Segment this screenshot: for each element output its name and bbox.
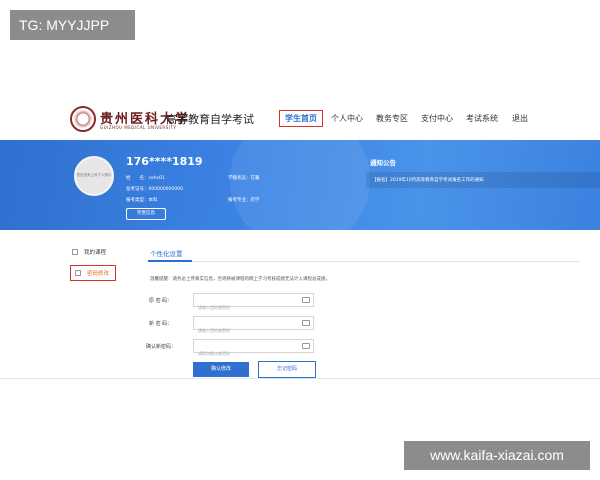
tab-active-underline [148,260,192,262]
exam-no-value: 000000000000 [148,187,183,192]
notice-item-link[interactable]: 【报名】2019年10月高等教育自学考试报名工作的通知 [372,177,484,183]
watermark-top-left: TG: MYYJJPP [10,10,135,40]
major-row: 报考专业：药学 [228,197,260,203]
exam-no-label: 准考证号： [126,187,149,192]
nav-personal-center[interactable]: 个人中心 [331,113,363,124]
edit-icon [75,270,81,276]
old-password-field[interactable] [193,293,314,314]
major-value: 药学 [250,198,260,203]
name-row: 姓 名：cehs01 [126,175,165,181]
avatar[interactable]: 您还没有上传个人照片 [74,156,114,196]
category-value: 本科 [148,198,158,203]
confirm-password-input[interactable] [194,347,294,360]
tab-divider [148,261,580,262]
name-value: cehs01 [148,176,165,181]
footer-divider [0,378,600,379]
watermark-bottom-right: www.kaifa-xiazai.com [404,441,590,470]
study-status: 学籍状态：在籍 [228,176,260,181]
confirm-password-label: 确认新密码： [146,344,177,350]
site-title: 高等教育自学考试 [166,113,254,126]
nav-academic-area[interactable]: 教务专区 [376,113,408,124]
keyboard-icon[interactable] [302,343,310,349]
sidebar-item-my-courses[interactable]: 我的课程 [72,248,106,256]
new-password-label: 新 密 码： [149,321,173,327]
complete-info-button[interactable]: 完善信息 [126,208,166,220]
sidebar-item-label: 密码修改 [87,271,110,277]
confirm-password-field[interactable] [193,339,314,360]
user-phone-name: 176****1819 [126,155,203,168]
new-password-field[interactable] [193,316,314,337]
category-row: 报考类型：本科 [126,197,158,203]
course-icon [72,249,78,255]
old-password-label: 原 密 码： [149,298,173,304]
sidebar-item-change-password[interactable]: 密码修改 [70,265,117,281]
keyboard-icon[interactable] [302,297,310,303]
new-password-input[interactable] [194,324,294,337]
major-label: 报考专业： [228,198,251,203]
university-english-name: GUIZHOU MEDICAL UNIVERSITY [100,125,177,130]
nav-exam-system[interactable]: 考试系统 [466,113,498,124]
reminder-text: 温馨提醒：请务必上传真实信息，否则将被课程的网上学习考核成绩无法计入课程总成绩。 [150,277,330,282]
exam-no-row: 准考证号：000000000000 [126,186,183,192]
notice-title: 通知公告 [370,159,396,167]
category-label: 报考类型： [126,198,149,203]
sidebar-item-label: 我的课程 [84,250,107,256]
old-password-input[interactable] [194,301,294,314]
keyboard-icon[interactable] [302,320,310,326]
nav-student-home[interactable]: 学生首页 [279,110,323,127]
university-logo-icon [70,106,96,132]
forgot-password-button[interactable]: 忘记密码 [258,361,316,378]
nav-payment-center[interactable]: 支付中心 [421,113,453,124]
banner-decoration [230,140,370,230]
confirm-change-button[interactable]: 确认修改 [193,362,249,377]
tab-personal-settings[interactable]: 个性化设置 [150,248,183,258]
name-label: 姓 名： [126,176,149,181]
nav-logout[interactable]: 退出 [512,113,528,124]
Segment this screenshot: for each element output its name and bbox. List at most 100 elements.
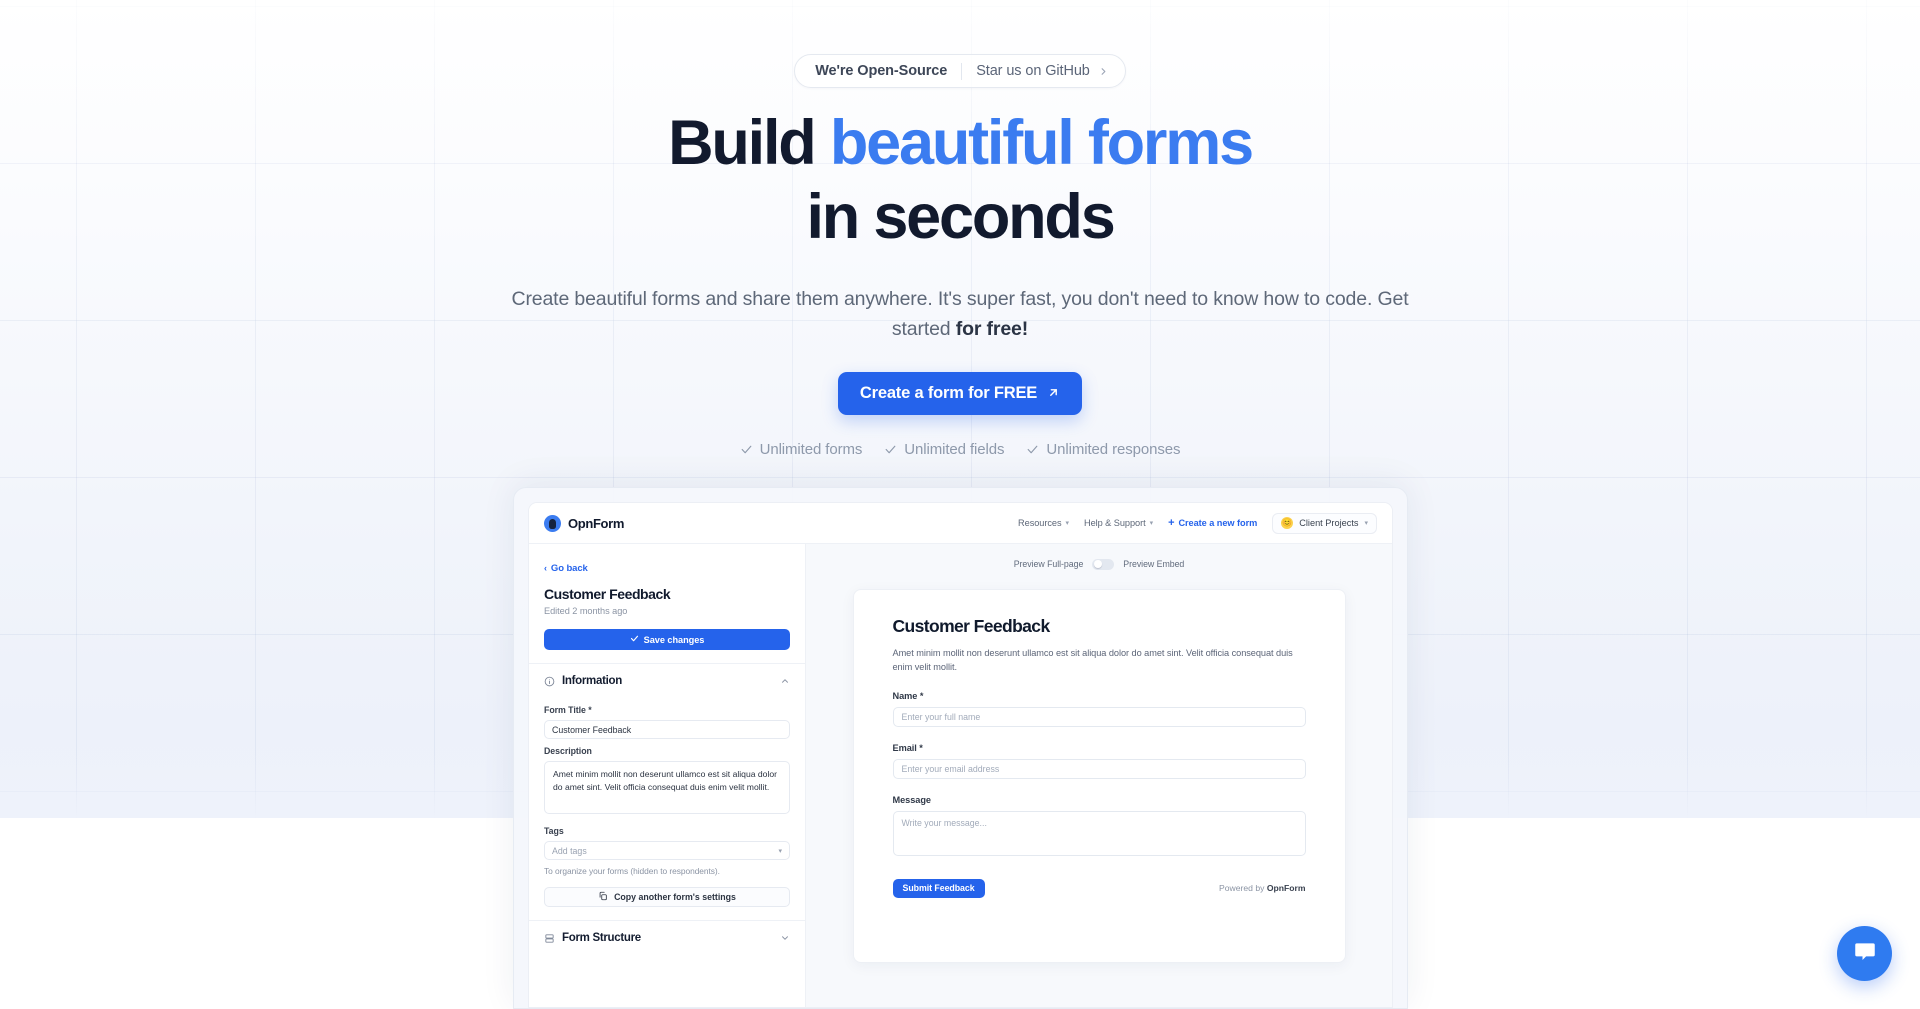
preview-embed-label[interactable]: Preview Embed — [1123, 559, 1184, 569]
nav-item-help-support[interactable]: Help & Support ▾ — [1084, 518, 1153, 528]
form-title-input[interactable] — [544, 720, 790, 739]
preview-form-title: Customer Feedback — [892, 616, 1051, 636]
nav-item-help-support-label: Help & Support — [1083, 518, 1146, 528]
badge-strong-text: We're Open-Source — [815, 63, 948, 79]
feature-label: Unlimited fields — [904, 441, 1005, 459]
form-preview-pane: Preview Full-page Preview Embed Customer… — [806, 544, 1392, 1007]
sidebar-form-title: Customer Feedback — [544, 586, 671, 602]
preview-form-card: Customer Feedback Amet minim mollit non … — [852, 589, 1346, 963]
feature-item: Unlimited forms — [740, 441, 863, 459]
chevron-down-icon: ▾ — [1364, 520, 1368, 527]
app-body: ‹ Go back Customer Feedback Edited 2 mon… — [529, 544, 1392, 1007]
avatar: 😊 — [1281, 517, 1294, 529]
opnform-logo-icon — [544, 514, 561, 532]
form-title-label: Form Title * — [544, 705, 790, 715]
app-brand-name: OpnForm — [568, 515, 625, 531]
headline-accent: beautiful forms — [829, 108, 1254, 178]
copy-settings-button[interactable]: Copy another form's settings — [544, 887, 790, 907]
preview-field-message-label: Message — [893, 795, 1306, 805]
required-marker: * — [919, 690, 924, 701]
page-title: Build beautiful forms in seconds — [0, 112, 1920, 249]
headline-lead: Build — [668, 108, 830, 178]
editor-sidebar: ‹ Go back Customer Feedback Edited 2 mon… — [529, 544, 806, 1007]
nav-create-new-form[interactable]: + Create a new form — [1168, 516, 1258, 529]
chevron-down-icon — [780, 933, 790, 943]
hero-subheadline: Create beautiful forms and share them an… — [510, 284, 1410, 344]
badge-github-link[interactable]: Star us on GitHub — [976, 63, 1090, 79]
sidebar-edited-timestamp: Edited 2 months ago — [544, 606, 628, 616]
save-changes-label: Save changes — [643, 634, 705, 645]
preview-field-email-label-text: Email — [892, 742, 917, 753]
go-back-label: Go back — [550, 562, 588, 574]
app-brand[interactable]: OpnForm — [544, 514, 625, 532]
check-icon — [1026, 443, 1039, 456]
section-header-information-label: Information — [562, 675, 622, 687]
description-label: Description — [544, 746, 592, 756]
required-marker: * — [588, 705, 592, 715]
preview-message-textarea[interactable] — [892, 810, 1306, 856]
open-source-badge-row: We're Open-Source Star us on GitHub — [0, 54, 1920, 88]
preview-field-message-label-text: Message — [892, 794, 932, 805]
tags-select-placeholder: Add tags — [552, 845, 587, 856]
description-textarea[interactable]: Amet minim mollit non deserunt ullamco e… — [544, 761, 790, 814]
badge-divider — [961, 62, 963, 80]
preview-toolbar: Preview Full-page Preview Embed — [806, 556, 1392, 572]
tags-label: Tags — [544, 826, 564, 836]
cta-row: Create a form for FREE — [0, 372, 1920, 416]
submit-feedback-button[interactable]: Submit Feedback — [892, 878, 985, 898]
preview-mode-toggle[interactable] — [1092, 558, 1115, 570]
check-icon — [740, 443, 753, 456]
arrow-up-right-icon — [1047, 386, 1060, 402]
chevron-down-icon: ▾ — [1149, 520, 1154, 527]
copy-icon — [598, 891, 608, 903]
chevron-down-icon: ▾ — [1065, 520, 1070, 527]
app-top-nav: OpnForm Resources ▾ Help & Support ▾ + C… — [529, 503, 1392, 544]
headline-line2: in seconds — [806, 182, 1115, 252]
powered-by-prefix: Powered by — [1219, 883, 1267, 893]
feature-label: Unlimited forms — [759, 441, 863, 459]
preview-field-name-label: Name * — [893, 691, 1306, 701]
check-icon — [884, 443, 897, 456]
required-marker: * — [919, 742, 923, 753]
preview-form-footer: Submit Feedback Powered by OpnForm — [892, 878, 1306, 898]
app-window: OpnForm Resources ▾ Help & Support ▾ + C… — [528, 502, 1393, 1008]
chat-bubble-button[interactable] — [1837, 926, 1892, 981]
feature-list: Unlimited forms Unlimited fields Unlimit… — [0, 441, 1920, 458]
tags-select[interactable]: Add tags ▾ — [544, 841, 790, 860]
chat-bubble-icon — [1852, 939, 1878, 968]
workspace-selector[interactable]: 😊 Client Projects ▾ — [1272, 512, 1377, 534]
nav-item-resources-label: Resources — [1018, 518, 1062, 528]
open-source-badge[interactable]: We're Open-Source Star us on GitHub — [794, 54, 1126, 88]
hero-section: We're Open-Source Star us on GitHub Buil… — [0, 0, 1920, 458]
chevron-down-icon: ▾ — [778, 847, 782, 855]
layout-rows-icon — [544, 933, 555, 944]
nav-item-resources[interactable]: Resources ▾ — [1018, 518, 1069, 528]
feature-item: Unlimited responses — [1026, 441, 1180, 458]
info-icon — [544, 676, 555, 687]
create-form-button-label: Create a form for FREE — [859, 384, 1038, 403]
form-title-field: Form Title * — [544, 705, 790, 739]
section-header-form-structure[interactable]: Form Structure — [544, 921, 790, 955]
create-form-button[interactable]: Create a form for FREE — [837, 372, 1083, 416]
preview-form-description: Amet minim mollit non deserunt ullamco e… — [892, 648, 1293, 673]
save-changes-button[interactable]: Save changes — [544, 629, 790, 650]
workspace-selector-label: Client Projects — [1299, 518, 1359, 528]
nav-create-new-form-label: Create a new form — [1178, 518, 1258, 528]
preview-field-name: Name * — [892, 691, 1306, 727]
toggle-knob — [1093, 560, 1102, 568]
preview-name-input[interactable] — [892, 706, 1306, 727]
preview-full-page-label[interactable]: Preview Full-page — [1014, 559, 1084, 569]
feature-item: Unlimited fields — [884, 441, 1004, 458]
section-header-information[interactable]: Information — [544, 664, 790, 698]
preview-field-email: Email * — [892, 743, 1306, 779]
preview-field-email-label: Email * — [893, 743, 1306, 753]
powered-by-label: Powered by OpnForm — [1219, 883, 1305, 893]
preview-field-name-label-text: Name — [892, 690, 918, 701]
check-icon — [630, 634, 639, 645]
chevron-left-icon: ‹ — [544, 563, 547, 573]
go-back-link[interactable]: ‹ Go back — [544, 563, 588, 574]
tags-field: Tags Add tags ▾ To organize your forms (… — [544, 826, 790, 876]
plus-icon: + — [1168, 516, 1175, 529]
feature-label: Unlimited responses — [1046, 441, 1181, 459]
preview-email-input[interactable] — [892, 758, 1306, 779]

· · ·

What you should do ::
Reproduce the stretch from the line containing "tab-active-underline [148,260,192,262]" through the line containing "forgot-password-button[interactable]: 忘记密码 [258,361,316,378]", with both of those lines included.

Result of this task ::
tab-active-underline [148,260,192,262]
exam-no-value: 000000000000 [148,187,183,192]
notice-item-link[interactable]: 【报名】2019年10月高等教育自学考试报名工作的通知 [372,177,484,183]
watermark-top-left: TG: MYYJJPP [10,10,135,40]
major-row: 报考专业：药学 [228,197,260,203]
exam-no-label: 准考证号： [126,187,149,192]
nav-personal-center[interactable]: 个人中心 [331,113,363,124]
edit-icon [75,270,81,276]
old-password-field[interactable] [193,293,314,314]
major-value: 药学 [250,198,260,203]
name-row: 姓 名：cehs01 [126,175,165,181]
avatar[interactable]: 您还没有上传个人照片 [74,156,114,196]
category-value: 本科 [148,198,158,203]
confirm-password-input[interactable] [194,347,294,360]
tab-divider [148,261,580,262]
name-value: cehs01 [148,176,165,181]
footer-divider [0,378,600,379]
watermark-bottom-right: www.kaifa-xiazai.com [404,441,590,470]
study-status: 学籍状态：在籍 [228,176,260,181]
confirm-password-label: 确认新密码： [146,344,177,350]
site-title: 高等教育自学考试 [166,113,254,126]
nav-academic-area[interactable]: 教务专区 [376,113,408,124]
keyboard-icon[interactable] [302,343,310,349]
sidebar-item-my-courses[interactable]: 我的课程 [72,248,106,256]
new-password-label: 新 密 码： [149,321,173,327]
complete-info-button[interactable]: 完善信息 [126,208,166,220]
sidebar-item-label: 密码修改 [87,271,110,277]
confirm-password-field[interactable] [193,339,314,360]
user-phone-name: 176****1819 [126,155,203,168]
new-password-field[interactable] [193,316,314,337]
category-row: 报考类型：本科 [126,197,158,203]
course-icon [72,249,78,255]
old-password-label: 原 密 码： [149,298,173,304]
sidebar-item-change-password[interactable]: 密码修改 [70,265,117,281]
keyboard-icon[interactable] [302,297,310,303]
new-password-input[interactable] [194,324,294,337]
major-label: 报考专业： [228,198,251,203]
university-english-name: GUIZHOU MEDICAL UNIVERSITY [100,125,177,130]
nav-exam-system[interactable]: 考试系统 [466,113,498,124]
reminder-text: 温馨提醒：请务必上传真实信息，否则将被课程的网上学习考核成绩无法计入课程总成绩。 [150,277,330,282]
exam-no-row: 准考证号：000000000000 [126,186,183,192]
notice-title: 通知公告 [370,159,396,167]
category-label: 报考类型： [126,198,149,203]
sidebar-item-label: 我的课程 [84,250,107,256]
old-password-input[interactable] [194,301,294,314]
keyboard-icon[interactable] [302,320,310,326]
nav-student-home[interactable]: 学生首页 [279,110,323,127]
university-logo-icon [70,106,96,132]
forgot-password-button[interactable]: 忘记密码 [258,361,316,378]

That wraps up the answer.